SUPPLIED TEXT =
──────────
Teatro Lirico d'Europa's production of Mozart's ''Die Zauberfloete" (''The Magic Flute") Saturday night added basic theatrical values to the foundation of a lively musical performance.

As usual, the touring Bulgarian company fielded a strong cast. The biggest hand went to Kirov Opera coloratura Larissa Yudina, a first-class Queen of the Night. She looked like a movie vixen, and her spitfire coloratura was brilliant, the high F's twinkling like stars. As her antagonist, the high priest Sarastro, Viacheslav Pochapsky offered a dignified presence and an impressive Slavic bass, although he seemed in a rush to get through his two solemn arias.

Tenor Benjamin Brecher was a little pallid as Prince Tamino, but he sang with attractive tone and style. Soprano Amy Pfrimmer sounded less authentically Mozartean as Pamina but offered welcome passion in a part too often cooed rather than sung. Baritone Stefano De Peppo was a sparkplug Papageno, singing with intelligence and offering an earthy characterization more appealing than the usual prancing around. The chamber orchestra played quite well for conductor J. Ernest Green, who kept things moving briskly.
──────────
PROVIDED INFORMATION =
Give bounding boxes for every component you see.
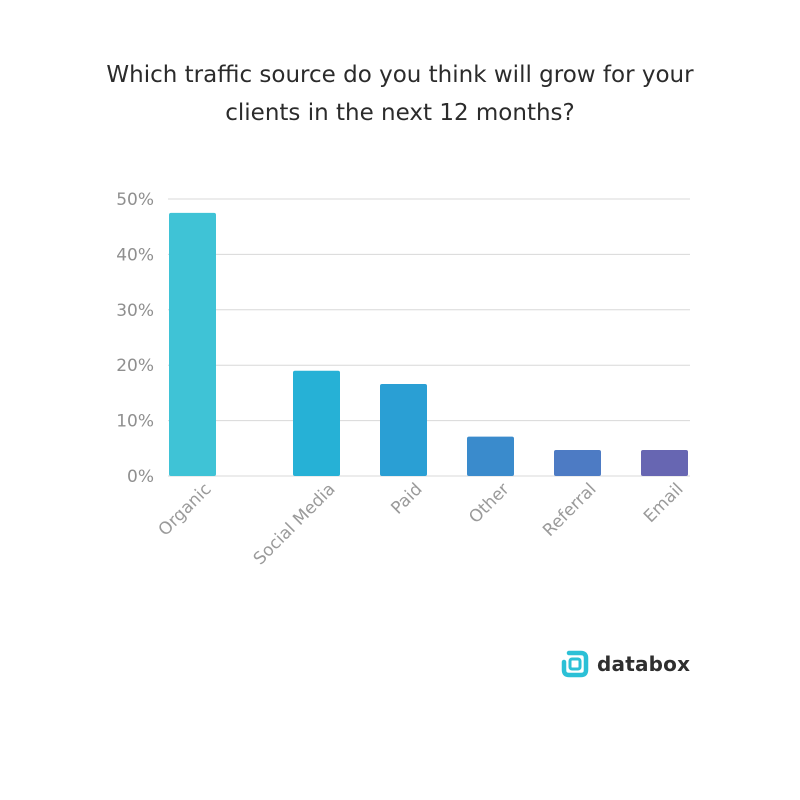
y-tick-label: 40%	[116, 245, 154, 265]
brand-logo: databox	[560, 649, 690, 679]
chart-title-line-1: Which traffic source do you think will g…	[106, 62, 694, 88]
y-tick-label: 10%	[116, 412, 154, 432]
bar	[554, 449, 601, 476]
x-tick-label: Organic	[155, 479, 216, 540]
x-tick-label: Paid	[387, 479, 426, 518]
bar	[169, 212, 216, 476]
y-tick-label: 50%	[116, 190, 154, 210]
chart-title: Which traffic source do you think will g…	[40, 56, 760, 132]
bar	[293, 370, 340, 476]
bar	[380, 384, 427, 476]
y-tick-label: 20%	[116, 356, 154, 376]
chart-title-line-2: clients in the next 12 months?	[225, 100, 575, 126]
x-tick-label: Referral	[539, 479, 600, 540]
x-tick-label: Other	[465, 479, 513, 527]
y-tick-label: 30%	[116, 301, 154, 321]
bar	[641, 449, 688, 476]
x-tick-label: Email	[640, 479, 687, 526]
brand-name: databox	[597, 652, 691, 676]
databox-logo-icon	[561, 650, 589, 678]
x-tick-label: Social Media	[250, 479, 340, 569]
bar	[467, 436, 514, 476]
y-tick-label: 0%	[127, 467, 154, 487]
──────────
SET TASK A = Name every singer mentioned in the Magic Flute review.
SET TASK B = Pick up the Magic Flute review after its final sentence and keep writing.

RESPONSE A =
Larissa Yudina
Viacheslav Pochapsky
Benjamin Brecher
Amy Pfrimmer
Stefano De Peppo

RESPONSE B =
The two-level set was simple but serviceable, although one of the backdrops was drop-dead ugly. Martin Otava, who directed Czech Opera Prague's delightful ''Die Fledermaus" earlier this season, didn't offer a comparable level of detail but delivered the traditions with intelligence. He could have used more props -- someone should have nipped over to Chinatown to pick up a dragon.

The only disappointing aspect of the production was the decision to perform the opera in German. Why ask a cast including no native German speakers -- and two Americans -- to deliver spoken dialogue in German to an English-speaking public? Some of the accents were truly weird. Because some of the surtitles were erratically timed, the audience duly laughed in synchronicity with the screen, not with the performance.